▶ _Requirement_
Copy each line in the data that includes the word "JSON".

(Dataset rows about figures)
┌────────

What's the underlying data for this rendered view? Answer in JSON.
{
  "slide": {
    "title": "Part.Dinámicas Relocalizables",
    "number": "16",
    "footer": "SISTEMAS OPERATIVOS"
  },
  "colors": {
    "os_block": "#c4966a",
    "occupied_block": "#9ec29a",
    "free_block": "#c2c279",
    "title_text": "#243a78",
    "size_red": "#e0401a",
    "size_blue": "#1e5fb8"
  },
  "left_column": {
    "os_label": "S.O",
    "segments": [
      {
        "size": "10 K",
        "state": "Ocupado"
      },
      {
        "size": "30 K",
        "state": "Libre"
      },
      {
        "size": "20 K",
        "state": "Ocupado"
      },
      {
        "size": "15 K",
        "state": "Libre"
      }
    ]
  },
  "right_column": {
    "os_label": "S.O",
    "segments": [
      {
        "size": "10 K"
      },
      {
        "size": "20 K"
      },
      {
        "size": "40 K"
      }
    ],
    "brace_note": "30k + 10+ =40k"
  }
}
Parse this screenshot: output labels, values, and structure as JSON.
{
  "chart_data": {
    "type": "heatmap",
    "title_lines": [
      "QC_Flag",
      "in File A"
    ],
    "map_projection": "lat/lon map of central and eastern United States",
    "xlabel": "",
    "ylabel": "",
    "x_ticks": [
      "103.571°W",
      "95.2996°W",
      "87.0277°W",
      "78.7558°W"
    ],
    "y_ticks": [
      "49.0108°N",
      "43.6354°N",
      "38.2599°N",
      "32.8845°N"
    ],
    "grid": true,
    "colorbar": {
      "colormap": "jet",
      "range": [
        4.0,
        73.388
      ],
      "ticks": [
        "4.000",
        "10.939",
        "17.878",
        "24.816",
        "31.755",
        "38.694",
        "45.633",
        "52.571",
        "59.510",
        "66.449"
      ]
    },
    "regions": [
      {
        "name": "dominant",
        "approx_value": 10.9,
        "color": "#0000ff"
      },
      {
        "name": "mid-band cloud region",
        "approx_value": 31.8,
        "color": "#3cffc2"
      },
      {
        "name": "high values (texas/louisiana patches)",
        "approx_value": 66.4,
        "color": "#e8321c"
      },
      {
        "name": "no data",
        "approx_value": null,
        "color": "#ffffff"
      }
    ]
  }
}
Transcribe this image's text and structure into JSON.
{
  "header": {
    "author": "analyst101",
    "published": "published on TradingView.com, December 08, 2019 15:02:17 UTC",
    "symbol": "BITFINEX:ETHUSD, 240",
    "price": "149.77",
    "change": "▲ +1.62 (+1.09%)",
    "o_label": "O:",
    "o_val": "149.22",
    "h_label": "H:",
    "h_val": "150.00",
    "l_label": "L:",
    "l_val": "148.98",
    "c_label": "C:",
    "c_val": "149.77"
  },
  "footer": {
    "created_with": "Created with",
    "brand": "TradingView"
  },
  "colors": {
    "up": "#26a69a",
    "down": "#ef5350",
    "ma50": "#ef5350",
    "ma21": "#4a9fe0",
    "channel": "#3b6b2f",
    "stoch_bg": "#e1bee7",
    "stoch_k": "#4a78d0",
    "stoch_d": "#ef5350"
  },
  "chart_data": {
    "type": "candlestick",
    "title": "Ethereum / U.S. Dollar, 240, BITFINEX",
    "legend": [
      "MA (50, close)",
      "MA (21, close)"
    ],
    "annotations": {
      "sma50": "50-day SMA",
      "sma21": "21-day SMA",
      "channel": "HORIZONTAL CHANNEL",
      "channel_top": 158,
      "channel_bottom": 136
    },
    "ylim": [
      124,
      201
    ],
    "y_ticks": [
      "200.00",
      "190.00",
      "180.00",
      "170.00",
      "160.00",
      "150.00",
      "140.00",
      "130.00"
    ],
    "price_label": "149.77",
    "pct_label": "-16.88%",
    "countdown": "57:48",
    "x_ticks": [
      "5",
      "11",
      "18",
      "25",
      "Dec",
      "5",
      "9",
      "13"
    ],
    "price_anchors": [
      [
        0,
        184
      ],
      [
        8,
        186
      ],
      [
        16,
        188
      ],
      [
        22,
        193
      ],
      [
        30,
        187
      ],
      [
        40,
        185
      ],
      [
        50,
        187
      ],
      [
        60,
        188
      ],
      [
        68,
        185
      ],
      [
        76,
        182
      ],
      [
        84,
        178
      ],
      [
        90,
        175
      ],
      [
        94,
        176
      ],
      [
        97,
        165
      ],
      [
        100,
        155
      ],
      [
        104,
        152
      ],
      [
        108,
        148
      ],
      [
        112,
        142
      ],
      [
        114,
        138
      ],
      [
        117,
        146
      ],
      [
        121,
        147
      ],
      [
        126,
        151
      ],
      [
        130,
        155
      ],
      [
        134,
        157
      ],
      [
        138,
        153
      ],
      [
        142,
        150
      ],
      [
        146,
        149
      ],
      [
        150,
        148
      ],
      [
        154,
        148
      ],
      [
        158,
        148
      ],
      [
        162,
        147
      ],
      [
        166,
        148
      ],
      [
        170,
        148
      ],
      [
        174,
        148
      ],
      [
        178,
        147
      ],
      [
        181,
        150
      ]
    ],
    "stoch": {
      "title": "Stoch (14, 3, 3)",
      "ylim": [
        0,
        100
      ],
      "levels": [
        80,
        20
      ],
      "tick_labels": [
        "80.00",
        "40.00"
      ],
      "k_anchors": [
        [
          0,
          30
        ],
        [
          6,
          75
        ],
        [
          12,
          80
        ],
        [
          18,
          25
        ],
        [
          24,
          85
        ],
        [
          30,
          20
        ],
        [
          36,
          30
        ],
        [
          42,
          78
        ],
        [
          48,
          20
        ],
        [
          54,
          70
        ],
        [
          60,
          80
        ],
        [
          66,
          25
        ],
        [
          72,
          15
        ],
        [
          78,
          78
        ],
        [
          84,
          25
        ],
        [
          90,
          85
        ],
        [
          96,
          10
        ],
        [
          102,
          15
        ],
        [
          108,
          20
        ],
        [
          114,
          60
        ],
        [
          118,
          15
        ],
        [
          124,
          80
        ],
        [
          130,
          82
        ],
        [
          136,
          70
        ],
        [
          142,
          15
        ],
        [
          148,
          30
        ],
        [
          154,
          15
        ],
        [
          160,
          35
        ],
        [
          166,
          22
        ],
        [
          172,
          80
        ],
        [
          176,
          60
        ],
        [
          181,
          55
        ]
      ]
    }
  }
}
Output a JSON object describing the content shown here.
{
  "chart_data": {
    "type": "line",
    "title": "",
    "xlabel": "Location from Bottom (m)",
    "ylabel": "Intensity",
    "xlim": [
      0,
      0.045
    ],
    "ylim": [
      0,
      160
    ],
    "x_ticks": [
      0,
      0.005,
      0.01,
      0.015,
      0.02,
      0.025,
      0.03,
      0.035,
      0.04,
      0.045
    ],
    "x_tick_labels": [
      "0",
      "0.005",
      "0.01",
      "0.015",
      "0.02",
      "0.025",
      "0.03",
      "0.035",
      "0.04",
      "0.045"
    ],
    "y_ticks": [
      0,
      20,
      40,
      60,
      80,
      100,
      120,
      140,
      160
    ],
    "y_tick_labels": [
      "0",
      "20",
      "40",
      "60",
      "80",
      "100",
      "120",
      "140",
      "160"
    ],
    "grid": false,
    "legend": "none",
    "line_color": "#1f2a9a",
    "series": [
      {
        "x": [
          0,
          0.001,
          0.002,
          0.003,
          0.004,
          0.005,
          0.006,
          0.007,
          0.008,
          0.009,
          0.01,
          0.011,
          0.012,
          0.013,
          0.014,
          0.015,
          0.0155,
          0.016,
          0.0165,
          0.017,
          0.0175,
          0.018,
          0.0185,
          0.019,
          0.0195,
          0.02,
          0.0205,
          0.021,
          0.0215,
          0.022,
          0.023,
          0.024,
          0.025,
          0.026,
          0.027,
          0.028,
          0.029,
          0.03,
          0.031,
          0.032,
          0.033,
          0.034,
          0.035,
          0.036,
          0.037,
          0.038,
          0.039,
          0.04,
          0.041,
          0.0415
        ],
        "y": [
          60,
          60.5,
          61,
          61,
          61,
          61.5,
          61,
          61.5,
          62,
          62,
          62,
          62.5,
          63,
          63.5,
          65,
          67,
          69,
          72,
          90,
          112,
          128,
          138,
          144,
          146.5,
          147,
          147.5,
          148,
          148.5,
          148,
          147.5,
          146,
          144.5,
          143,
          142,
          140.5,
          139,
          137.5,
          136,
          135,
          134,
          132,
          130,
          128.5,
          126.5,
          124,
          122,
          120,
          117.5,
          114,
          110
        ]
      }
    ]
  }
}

└────────

▶ _Written response_
What's the underlying data for this rendered view? Answer in JSON.
Parse this screenshot: output labels, values, and structure as JSON.
Transcribe this image's text and structure into JSON.
Output a JSON object describing the content shown here.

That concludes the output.